Exercise description. Your task is to locate every line holding the string "name" and to copy each of them.

%%

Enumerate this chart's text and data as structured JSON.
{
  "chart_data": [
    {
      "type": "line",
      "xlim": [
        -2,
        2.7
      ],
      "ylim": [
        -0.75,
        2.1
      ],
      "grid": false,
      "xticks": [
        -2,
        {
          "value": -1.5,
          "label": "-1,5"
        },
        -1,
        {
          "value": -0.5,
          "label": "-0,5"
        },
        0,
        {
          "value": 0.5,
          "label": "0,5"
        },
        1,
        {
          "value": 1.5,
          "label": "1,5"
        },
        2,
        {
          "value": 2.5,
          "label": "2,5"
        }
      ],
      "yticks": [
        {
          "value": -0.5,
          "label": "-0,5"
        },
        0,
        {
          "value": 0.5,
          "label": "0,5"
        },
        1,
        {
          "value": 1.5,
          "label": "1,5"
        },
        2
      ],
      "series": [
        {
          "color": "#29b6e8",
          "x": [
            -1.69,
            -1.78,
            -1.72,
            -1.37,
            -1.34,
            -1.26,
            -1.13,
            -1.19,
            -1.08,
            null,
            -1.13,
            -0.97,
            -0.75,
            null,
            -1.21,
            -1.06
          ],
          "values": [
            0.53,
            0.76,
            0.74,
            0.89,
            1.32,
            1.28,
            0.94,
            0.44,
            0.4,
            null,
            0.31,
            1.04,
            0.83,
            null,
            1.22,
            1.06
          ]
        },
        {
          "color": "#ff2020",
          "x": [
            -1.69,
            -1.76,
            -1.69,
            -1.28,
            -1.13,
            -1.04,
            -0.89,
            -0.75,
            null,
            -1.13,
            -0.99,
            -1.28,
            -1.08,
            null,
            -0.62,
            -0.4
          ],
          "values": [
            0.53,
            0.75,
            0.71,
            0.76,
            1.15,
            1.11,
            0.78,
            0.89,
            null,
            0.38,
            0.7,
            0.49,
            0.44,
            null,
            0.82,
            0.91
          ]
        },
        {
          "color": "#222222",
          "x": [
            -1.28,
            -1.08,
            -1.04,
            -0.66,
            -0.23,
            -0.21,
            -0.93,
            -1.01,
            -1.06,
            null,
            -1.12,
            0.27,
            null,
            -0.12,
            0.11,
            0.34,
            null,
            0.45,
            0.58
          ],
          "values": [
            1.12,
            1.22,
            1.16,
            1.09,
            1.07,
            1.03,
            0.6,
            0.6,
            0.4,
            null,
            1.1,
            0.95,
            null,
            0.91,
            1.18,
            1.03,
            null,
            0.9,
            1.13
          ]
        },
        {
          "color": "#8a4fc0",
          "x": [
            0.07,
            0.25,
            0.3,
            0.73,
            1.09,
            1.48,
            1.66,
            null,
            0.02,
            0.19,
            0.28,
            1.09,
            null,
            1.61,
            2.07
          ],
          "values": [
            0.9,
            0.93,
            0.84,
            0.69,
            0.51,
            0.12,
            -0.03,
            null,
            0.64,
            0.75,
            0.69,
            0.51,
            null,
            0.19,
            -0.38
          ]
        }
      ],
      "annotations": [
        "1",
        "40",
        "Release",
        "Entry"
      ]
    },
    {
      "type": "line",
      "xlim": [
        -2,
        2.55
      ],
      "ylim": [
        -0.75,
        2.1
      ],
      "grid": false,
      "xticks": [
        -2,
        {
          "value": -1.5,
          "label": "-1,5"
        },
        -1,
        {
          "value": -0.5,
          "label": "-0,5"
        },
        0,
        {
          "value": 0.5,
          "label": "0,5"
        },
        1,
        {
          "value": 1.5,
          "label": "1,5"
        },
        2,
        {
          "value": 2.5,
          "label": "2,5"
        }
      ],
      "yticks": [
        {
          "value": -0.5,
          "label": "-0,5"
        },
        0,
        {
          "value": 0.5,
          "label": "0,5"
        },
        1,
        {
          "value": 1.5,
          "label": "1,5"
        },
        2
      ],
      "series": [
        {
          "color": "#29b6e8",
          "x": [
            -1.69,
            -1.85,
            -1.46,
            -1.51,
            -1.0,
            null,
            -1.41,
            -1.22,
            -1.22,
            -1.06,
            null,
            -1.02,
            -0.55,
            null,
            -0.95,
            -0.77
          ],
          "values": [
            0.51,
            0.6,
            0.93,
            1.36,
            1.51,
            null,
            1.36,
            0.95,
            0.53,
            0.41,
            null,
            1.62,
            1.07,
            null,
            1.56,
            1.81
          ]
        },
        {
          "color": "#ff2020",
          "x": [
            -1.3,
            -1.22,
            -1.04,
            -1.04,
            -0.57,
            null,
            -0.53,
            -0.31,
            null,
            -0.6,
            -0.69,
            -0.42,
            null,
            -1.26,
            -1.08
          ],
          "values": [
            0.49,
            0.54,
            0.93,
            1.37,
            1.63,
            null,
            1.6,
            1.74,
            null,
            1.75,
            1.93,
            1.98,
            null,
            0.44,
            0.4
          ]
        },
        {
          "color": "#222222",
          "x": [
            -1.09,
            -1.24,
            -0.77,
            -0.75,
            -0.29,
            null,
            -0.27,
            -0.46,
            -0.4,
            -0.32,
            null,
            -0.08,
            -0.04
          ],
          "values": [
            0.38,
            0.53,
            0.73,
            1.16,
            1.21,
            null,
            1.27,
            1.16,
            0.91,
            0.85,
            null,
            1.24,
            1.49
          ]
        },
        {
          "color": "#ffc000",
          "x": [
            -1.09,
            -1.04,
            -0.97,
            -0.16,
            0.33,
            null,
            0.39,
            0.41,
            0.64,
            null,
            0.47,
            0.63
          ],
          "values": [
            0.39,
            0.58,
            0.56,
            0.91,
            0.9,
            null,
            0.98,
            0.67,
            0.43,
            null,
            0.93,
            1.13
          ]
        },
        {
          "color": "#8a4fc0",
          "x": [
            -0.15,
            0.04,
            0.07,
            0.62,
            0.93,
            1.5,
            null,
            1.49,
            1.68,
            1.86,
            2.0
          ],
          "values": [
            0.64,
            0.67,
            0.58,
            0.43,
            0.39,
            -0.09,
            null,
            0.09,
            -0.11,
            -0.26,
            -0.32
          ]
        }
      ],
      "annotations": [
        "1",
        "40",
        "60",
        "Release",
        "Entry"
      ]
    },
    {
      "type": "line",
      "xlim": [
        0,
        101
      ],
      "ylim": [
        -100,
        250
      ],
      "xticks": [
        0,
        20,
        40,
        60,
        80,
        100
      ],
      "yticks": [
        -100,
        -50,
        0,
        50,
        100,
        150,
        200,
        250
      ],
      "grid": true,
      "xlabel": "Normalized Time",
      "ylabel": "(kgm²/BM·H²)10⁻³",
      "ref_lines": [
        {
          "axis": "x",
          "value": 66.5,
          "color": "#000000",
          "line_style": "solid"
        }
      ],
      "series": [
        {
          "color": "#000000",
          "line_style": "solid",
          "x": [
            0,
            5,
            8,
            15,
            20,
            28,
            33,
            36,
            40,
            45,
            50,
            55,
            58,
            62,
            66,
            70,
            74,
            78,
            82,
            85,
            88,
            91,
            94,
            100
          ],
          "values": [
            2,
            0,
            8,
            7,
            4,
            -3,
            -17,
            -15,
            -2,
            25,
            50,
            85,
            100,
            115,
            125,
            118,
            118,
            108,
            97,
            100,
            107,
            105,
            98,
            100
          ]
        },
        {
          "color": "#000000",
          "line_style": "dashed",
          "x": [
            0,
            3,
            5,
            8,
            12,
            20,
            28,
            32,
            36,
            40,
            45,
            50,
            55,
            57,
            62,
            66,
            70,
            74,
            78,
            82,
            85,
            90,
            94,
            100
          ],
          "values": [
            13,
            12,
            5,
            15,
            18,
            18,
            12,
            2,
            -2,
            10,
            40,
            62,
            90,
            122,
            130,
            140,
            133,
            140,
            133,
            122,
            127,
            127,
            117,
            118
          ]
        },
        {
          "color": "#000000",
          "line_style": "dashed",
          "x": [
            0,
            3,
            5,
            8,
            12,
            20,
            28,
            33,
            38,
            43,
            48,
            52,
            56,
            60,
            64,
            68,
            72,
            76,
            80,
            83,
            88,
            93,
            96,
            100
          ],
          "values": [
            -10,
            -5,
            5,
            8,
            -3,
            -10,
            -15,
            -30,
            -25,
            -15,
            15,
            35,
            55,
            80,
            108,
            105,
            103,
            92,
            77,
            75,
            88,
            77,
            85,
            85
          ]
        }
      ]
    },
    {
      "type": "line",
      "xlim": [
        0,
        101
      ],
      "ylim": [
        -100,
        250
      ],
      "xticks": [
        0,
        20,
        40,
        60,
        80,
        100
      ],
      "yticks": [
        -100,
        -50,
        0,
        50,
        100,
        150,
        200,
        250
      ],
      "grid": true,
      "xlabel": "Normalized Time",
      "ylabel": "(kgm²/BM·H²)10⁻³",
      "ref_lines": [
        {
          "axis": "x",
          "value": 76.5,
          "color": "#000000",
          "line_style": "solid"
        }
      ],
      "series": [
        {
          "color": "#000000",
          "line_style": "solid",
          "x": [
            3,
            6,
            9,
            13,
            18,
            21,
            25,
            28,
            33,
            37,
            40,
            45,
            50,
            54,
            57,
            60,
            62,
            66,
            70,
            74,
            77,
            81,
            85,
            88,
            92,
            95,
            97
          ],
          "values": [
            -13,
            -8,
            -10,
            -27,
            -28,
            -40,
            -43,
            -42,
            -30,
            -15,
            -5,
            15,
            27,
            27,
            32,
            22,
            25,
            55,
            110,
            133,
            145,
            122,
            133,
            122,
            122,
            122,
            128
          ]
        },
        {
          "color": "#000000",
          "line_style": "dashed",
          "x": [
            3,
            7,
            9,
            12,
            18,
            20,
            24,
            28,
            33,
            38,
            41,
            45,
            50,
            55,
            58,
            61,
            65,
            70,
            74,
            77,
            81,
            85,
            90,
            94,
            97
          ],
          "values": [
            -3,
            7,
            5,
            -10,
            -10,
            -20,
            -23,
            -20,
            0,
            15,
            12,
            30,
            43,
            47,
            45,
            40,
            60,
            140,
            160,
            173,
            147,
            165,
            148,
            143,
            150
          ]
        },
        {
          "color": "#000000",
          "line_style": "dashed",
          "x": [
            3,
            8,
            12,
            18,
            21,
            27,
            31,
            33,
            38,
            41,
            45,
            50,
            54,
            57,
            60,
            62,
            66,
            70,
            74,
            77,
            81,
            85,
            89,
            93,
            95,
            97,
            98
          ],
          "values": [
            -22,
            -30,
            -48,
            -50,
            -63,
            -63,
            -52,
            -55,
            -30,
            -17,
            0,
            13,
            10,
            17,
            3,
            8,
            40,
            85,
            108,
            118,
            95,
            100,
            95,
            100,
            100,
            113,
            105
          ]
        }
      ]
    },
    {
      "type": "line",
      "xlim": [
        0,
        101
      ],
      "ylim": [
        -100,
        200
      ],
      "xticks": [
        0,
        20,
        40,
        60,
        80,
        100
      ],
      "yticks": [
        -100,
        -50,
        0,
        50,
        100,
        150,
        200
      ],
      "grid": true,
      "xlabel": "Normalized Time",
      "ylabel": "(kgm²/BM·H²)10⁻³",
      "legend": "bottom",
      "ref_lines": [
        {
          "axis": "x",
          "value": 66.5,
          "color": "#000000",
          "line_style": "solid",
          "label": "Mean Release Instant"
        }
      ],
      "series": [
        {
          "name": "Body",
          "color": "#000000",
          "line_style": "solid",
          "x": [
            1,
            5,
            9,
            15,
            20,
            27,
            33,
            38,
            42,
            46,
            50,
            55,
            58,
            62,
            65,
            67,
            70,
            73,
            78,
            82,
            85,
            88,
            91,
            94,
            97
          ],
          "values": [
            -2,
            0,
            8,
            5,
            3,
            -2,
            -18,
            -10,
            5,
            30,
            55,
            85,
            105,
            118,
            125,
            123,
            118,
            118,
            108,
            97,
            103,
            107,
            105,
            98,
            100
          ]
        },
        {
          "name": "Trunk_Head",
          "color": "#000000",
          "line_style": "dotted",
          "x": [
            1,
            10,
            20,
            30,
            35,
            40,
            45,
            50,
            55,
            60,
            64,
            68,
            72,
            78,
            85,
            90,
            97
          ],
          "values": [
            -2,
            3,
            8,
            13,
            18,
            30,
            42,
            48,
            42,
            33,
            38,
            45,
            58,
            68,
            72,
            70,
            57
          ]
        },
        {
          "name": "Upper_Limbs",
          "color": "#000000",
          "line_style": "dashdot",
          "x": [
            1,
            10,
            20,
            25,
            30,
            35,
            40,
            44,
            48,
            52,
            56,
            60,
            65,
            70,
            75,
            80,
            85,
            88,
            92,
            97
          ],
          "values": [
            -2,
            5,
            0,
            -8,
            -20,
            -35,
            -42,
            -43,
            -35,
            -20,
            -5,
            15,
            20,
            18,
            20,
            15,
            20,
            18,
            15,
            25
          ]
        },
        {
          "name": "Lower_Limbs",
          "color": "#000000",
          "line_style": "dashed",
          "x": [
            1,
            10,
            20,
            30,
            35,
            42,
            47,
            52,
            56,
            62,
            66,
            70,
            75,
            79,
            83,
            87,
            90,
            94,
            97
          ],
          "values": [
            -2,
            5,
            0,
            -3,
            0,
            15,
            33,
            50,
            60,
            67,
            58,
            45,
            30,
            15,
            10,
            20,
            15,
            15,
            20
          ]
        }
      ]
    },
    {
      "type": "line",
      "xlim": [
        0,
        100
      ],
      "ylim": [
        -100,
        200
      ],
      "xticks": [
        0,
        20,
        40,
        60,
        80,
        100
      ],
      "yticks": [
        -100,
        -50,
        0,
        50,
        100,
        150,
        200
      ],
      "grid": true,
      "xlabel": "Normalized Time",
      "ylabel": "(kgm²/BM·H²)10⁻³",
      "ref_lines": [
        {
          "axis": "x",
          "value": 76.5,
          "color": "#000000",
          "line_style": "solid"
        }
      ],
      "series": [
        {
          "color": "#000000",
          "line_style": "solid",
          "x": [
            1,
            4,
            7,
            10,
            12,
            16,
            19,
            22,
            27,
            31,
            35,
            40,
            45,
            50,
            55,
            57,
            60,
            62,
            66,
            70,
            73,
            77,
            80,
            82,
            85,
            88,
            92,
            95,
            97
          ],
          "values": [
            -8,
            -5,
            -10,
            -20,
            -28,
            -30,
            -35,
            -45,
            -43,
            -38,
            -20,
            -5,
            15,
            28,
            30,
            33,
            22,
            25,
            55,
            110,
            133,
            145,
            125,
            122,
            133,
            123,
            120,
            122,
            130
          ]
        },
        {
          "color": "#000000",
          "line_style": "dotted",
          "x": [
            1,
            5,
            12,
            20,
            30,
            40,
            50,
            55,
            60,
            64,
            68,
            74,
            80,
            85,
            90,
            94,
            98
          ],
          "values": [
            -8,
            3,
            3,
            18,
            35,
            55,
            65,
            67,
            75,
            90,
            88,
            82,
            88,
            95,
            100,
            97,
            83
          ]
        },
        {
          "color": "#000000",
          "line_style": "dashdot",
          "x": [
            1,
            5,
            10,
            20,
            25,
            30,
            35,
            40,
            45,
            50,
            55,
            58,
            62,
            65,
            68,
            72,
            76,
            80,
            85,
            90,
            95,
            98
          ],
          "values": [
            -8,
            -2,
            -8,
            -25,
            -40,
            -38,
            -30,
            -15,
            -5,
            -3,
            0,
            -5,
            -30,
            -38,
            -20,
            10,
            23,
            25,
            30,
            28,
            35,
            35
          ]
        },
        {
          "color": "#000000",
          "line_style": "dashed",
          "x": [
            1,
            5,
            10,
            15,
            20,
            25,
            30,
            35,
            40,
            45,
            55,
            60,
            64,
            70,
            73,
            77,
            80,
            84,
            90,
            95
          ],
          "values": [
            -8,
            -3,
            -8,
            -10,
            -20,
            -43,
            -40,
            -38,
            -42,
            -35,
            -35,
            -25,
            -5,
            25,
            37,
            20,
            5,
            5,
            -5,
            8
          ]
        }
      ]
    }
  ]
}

%%

Exercise solution.
          "name": "Body",
          "name": "Trunk_Head",
          "name": "Upper_Limbs",
          "name": "Lower_Limbs",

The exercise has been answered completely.